Record excerpts:

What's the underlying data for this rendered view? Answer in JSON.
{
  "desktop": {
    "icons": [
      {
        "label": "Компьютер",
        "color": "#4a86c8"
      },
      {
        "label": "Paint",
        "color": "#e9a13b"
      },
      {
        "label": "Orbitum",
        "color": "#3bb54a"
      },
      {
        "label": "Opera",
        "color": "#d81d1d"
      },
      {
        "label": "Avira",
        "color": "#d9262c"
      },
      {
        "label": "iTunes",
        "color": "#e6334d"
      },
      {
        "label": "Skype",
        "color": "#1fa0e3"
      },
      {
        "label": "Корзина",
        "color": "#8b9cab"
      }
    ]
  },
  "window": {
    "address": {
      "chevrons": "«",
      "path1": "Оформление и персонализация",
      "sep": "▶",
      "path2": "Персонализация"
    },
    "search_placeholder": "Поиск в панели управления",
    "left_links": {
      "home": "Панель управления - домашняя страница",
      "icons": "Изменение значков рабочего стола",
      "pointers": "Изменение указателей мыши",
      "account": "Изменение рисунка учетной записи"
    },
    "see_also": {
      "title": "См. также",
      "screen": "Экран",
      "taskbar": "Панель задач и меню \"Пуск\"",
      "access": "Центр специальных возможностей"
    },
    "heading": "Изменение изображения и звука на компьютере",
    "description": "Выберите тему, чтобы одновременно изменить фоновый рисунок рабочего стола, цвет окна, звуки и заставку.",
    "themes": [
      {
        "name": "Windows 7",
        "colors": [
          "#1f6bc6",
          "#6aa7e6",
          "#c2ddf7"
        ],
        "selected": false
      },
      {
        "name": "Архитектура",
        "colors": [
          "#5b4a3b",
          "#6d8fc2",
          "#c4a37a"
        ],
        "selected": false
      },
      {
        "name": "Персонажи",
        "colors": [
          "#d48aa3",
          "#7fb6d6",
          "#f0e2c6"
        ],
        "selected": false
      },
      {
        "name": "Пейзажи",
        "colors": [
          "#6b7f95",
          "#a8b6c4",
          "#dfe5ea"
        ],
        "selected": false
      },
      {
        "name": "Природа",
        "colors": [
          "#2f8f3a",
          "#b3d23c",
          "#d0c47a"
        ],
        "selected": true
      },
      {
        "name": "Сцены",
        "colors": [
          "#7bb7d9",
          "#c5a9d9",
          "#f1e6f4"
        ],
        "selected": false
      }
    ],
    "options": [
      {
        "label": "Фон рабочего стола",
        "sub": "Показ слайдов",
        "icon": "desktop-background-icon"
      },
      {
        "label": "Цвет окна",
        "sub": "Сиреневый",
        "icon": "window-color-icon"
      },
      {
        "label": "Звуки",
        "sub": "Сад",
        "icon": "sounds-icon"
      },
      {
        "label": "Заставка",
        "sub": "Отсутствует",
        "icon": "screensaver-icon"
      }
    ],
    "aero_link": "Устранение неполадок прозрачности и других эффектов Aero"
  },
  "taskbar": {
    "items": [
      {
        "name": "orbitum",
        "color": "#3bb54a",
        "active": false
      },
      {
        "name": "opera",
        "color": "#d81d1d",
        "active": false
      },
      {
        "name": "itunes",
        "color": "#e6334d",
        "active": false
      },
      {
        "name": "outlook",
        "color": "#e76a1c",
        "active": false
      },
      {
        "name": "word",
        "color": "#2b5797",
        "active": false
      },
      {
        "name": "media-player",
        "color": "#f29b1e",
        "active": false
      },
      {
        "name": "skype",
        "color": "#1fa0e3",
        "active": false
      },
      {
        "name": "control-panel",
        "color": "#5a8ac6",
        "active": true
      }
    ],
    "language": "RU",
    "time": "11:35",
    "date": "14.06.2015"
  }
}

What the task asks: Extract all lines of the records above that include "управления".

Result:
    "search_placeholder": "Поиск в панели управления",
      "home": "Панель управления - домашняя страница",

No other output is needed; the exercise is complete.